+++ ENTRIES SHOWN

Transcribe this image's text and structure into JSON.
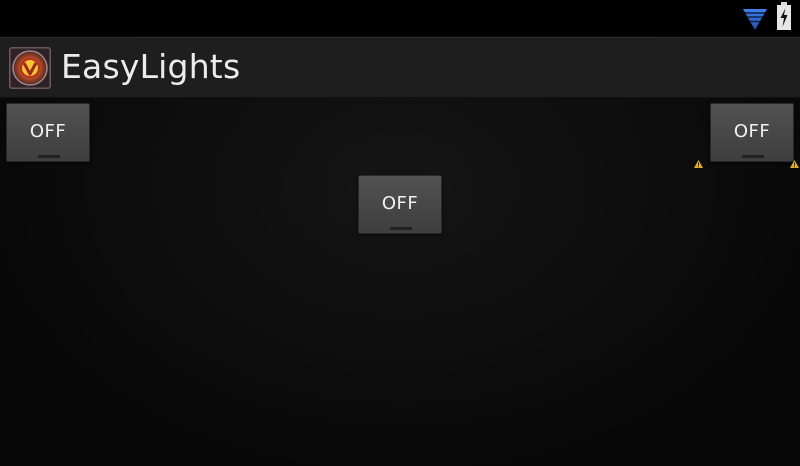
{
  "status_bar": {
    "icons": [
      "wifi-icon",
      "battery-charging-icon"
    ],
    "wifi_color": "#2f6fd8"
  },
  "action_bar": {
    "app_icon": "easylights-logo-icon",
    "title": "EasyLights"
  },
  "lights": [
    {
      "label": "OFF",
      "state": "off"
    },
    {
      "label": "OFF",
      "state": "off"
    },
    {
      "label": "OFF",
      "state": "off"
    }
  ],
  "warnings": [
    "warning-icon",
    "warning-icon"
  ],
  "colors": {
    "background": "#0c0c0c",
    "action_bar": "#1e1e1e",
    "button": "#4a4a4a",
    "warning": "#e0b020"
  }
}
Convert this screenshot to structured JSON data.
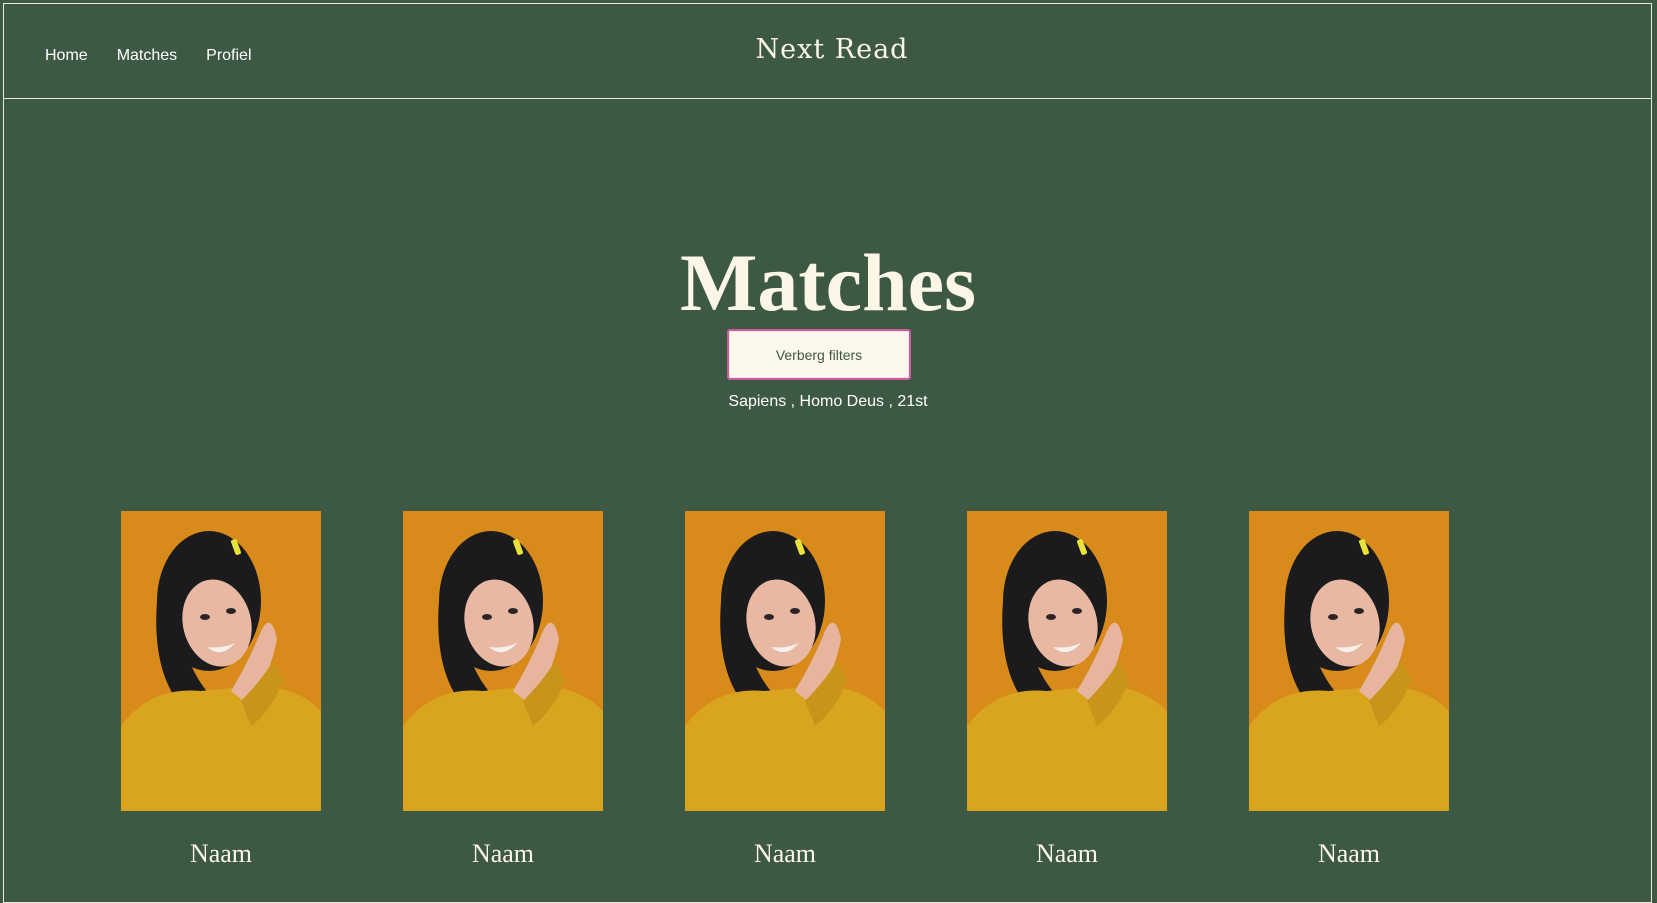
{
  "nav": {
    "items": [
      "Home",
      "Matches",
      "Profiel"
    ]
  },
  "brand": "Next Read",
  "page": {
    "title": "Matches"
  },
  "filters": {
    "toggle_label": "Verberg filters",
    "summary": "Sapiens , Homo Deus , 21st"
  },
  "matches": [
    {
      "name": "Naam"
    },
    {
      "name": "Naam"
    },
    {
      "name": "Naam"
    },
    {
      "name": "Naam"
    },
    {
      "name": "Naam"
    }
  ],
  "colors": {
    "background": "#3d5944",
    "text": "#fbf6e6",
    "button_bg": "#fcf8ec",
    "button_border": "#cd5c9b",
    "photo_bg": "#d88a1a",
    "sweater": "#d9a51f"
  }
}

++++++

== EXERCISE BRIEF ==
Repeat the records above exactly, leaving out any pictures they contain.

== ANSWER TO THE EXERCISE ==
Transcribe this image's text and structure into JSON.
{
  "status_bar": {
    "icons": [
      "wifi-icon",
      "battery-charging-icon"
    ],
    "wifi_color": "#2f6fd8"
  },
  "action_bar": {
    "app_icon": "easylights-logo-icon",
    "title": "EasyLights"
  },
  "lights": [
    {
      "label": "OFF",
      "state": "off"
    },
    {
      "label": "OFF",
      "state": "off"
    },
    {
      "label": "OFF",
      "state": "off"
    }
  ],
  "warnings": [
    "warning-icon",
    "warning-icon"
  ],
  "colors": {
    "background": "#0c0c0c",
    "action_bar": "#1e1e1e",
    "button": "#4a4a4a",
    "warning": "#e0b020"
  }
}
Convert this screenshot to structured JSON data.
{
  "nav": {
    "items": [
      "Home",
      "Matches",
      "Profiel"
    ]
  },
  "brand": "Next Read",
  "page": {
    "title": "Matches"
  },
  "filters": {
    "toggle_label": "Verberg filters",
    "summary": "Sapiens , Homo Deus , 21st"
  },
  "matches": [
    {
      "name": "Naam"
    },
    {
      "name": "Naam"
    },
    {
      "name": "Naam"
    },
    {
      "name": "Naam"
    },
    {
      "name": "Naam"
    }
  ],
  "colors": {
    "background": "#3d5944",
    "text": "#fbf6e6",
    "button_bg": "#fcf8ec",
    "button_border": "#cd5c9b",
    "photo_bg": "#d88a1a",
    "sweater": "#d9a51f"
  }
}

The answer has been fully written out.